Copy every line that holds "using".

--- BEGIN Dataset extract ---

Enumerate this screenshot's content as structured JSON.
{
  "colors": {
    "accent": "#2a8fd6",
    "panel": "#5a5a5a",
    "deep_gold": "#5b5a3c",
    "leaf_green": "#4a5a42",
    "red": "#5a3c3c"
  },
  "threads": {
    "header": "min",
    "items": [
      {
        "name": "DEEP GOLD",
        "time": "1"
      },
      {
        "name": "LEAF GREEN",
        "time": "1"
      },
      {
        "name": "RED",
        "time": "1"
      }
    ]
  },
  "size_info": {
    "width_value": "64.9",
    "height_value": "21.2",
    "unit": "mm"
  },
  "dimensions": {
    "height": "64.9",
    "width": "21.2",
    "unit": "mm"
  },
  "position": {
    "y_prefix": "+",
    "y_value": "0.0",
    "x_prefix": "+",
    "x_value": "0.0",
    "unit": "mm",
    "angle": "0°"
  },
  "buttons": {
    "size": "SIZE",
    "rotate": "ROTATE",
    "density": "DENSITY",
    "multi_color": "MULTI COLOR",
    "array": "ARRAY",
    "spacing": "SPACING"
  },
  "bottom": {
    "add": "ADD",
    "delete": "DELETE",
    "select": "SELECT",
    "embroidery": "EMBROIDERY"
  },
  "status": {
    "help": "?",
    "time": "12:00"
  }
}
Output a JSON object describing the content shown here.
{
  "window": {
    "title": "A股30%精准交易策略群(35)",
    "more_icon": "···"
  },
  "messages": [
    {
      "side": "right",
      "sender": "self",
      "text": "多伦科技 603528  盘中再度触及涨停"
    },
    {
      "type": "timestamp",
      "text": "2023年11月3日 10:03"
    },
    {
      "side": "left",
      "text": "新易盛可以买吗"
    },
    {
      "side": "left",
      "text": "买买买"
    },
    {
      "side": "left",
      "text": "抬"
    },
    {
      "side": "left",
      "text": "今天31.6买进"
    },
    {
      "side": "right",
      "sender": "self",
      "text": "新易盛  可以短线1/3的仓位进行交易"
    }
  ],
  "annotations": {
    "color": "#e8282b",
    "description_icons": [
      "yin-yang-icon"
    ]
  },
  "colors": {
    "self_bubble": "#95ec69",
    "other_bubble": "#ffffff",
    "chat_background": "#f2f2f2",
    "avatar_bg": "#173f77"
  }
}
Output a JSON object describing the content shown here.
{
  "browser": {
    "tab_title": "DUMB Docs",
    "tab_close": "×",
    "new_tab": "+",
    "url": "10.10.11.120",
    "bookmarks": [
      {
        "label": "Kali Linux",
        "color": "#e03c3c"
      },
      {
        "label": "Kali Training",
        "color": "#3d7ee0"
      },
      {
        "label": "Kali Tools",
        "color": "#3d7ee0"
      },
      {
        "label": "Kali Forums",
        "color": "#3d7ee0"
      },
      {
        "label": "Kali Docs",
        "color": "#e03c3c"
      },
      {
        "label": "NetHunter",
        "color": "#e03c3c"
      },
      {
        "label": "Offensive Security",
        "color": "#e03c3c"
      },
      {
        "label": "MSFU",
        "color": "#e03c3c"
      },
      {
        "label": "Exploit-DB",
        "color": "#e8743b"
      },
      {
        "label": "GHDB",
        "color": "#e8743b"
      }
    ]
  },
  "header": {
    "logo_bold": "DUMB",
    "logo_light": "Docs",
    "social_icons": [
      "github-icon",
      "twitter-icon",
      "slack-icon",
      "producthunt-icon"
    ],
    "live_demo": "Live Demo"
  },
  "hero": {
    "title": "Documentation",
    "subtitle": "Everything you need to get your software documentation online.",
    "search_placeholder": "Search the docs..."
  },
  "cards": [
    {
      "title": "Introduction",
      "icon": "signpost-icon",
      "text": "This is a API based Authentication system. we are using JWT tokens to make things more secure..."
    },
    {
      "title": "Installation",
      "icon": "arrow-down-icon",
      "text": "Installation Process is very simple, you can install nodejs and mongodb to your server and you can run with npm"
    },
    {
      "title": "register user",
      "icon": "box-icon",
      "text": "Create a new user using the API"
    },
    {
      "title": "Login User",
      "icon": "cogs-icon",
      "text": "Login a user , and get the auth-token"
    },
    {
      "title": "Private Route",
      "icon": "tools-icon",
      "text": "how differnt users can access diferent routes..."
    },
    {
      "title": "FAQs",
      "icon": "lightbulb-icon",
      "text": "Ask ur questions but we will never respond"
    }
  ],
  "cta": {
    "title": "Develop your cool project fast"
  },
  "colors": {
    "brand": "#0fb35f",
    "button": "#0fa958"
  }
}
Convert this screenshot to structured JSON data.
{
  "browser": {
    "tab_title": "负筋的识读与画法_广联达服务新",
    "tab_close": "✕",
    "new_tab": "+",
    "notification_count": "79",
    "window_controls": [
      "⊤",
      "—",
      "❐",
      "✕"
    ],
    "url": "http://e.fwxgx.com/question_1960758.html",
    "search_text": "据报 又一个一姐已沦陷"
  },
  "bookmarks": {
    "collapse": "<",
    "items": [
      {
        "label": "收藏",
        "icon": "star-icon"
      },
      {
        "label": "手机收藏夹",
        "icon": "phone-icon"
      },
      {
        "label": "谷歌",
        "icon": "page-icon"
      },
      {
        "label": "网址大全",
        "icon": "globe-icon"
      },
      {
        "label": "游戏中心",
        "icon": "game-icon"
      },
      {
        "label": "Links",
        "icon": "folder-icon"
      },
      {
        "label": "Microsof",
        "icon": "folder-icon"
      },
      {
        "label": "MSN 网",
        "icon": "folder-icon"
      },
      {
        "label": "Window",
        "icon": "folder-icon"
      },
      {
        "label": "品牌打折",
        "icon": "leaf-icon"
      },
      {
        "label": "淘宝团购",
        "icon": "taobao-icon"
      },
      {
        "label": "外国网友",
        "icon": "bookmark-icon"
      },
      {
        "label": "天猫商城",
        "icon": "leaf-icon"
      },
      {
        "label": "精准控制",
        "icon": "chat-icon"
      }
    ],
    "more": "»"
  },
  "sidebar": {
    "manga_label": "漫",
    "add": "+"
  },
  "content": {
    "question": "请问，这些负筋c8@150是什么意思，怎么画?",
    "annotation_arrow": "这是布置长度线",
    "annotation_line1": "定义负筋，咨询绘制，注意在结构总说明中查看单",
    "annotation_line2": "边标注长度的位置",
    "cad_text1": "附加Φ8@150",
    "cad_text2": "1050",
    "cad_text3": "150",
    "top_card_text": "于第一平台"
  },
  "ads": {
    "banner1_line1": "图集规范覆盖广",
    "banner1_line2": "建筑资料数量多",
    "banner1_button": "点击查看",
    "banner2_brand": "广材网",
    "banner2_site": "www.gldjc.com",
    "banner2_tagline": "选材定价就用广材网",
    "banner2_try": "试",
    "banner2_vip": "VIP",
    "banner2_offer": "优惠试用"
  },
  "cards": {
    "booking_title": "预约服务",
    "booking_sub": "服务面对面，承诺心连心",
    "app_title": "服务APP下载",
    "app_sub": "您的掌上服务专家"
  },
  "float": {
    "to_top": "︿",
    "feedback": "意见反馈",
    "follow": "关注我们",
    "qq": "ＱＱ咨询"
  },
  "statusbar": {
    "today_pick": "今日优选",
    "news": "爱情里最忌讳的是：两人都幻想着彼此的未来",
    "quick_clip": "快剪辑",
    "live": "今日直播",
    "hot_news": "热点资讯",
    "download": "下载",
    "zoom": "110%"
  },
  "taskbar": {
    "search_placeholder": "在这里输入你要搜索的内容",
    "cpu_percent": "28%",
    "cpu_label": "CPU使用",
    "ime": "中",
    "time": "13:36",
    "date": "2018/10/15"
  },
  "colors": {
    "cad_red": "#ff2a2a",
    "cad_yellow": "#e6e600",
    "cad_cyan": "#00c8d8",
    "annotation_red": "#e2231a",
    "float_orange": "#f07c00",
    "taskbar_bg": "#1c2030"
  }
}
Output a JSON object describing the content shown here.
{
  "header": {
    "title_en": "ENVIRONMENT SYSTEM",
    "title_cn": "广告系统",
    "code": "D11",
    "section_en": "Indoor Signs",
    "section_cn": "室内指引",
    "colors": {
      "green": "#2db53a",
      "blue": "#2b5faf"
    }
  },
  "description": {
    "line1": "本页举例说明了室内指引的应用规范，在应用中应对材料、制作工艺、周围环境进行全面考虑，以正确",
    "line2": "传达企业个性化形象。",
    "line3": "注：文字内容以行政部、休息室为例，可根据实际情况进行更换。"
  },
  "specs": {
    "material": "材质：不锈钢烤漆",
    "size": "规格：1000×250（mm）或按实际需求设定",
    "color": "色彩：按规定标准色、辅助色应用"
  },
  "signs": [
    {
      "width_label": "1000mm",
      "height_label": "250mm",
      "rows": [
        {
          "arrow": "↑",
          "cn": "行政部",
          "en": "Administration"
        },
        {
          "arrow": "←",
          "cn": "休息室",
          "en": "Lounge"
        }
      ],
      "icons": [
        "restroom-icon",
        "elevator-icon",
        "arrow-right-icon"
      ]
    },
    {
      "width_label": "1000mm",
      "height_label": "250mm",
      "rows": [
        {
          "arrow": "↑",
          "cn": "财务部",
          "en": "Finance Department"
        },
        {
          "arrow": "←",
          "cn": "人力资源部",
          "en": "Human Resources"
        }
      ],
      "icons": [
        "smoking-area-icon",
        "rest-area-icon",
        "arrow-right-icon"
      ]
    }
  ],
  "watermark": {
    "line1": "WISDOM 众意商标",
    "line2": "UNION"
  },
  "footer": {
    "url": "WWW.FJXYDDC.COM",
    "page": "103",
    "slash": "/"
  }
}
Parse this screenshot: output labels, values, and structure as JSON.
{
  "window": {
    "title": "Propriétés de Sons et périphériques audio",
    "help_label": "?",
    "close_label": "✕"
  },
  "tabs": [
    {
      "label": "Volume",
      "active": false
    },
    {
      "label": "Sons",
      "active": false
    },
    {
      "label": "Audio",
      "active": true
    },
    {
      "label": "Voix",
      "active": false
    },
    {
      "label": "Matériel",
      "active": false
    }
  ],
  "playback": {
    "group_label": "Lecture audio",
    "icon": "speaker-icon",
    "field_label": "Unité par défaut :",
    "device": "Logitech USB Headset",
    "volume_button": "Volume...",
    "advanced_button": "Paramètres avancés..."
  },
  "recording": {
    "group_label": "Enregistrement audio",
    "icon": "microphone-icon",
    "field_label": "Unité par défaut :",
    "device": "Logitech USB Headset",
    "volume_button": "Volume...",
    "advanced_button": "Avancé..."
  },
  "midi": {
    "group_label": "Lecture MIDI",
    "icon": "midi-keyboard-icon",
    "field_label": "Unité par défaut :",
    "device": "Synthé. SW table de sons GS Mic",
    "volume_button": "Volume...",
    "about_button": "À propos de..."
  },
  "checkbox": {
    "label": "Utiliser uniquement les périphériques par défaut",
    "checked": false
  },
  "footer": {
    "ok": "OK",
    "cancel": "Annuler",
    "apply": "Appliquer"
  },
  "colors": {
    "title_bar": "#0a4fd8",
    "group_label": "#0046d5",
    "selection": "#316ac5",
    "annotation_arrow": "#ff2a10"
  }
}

--- END Dataset extract ---

**Finished answer**
      "text": "This is a API based Authentication system. we are using JWT tokens to make things more secure..."
      "text": "Create a new user using the API"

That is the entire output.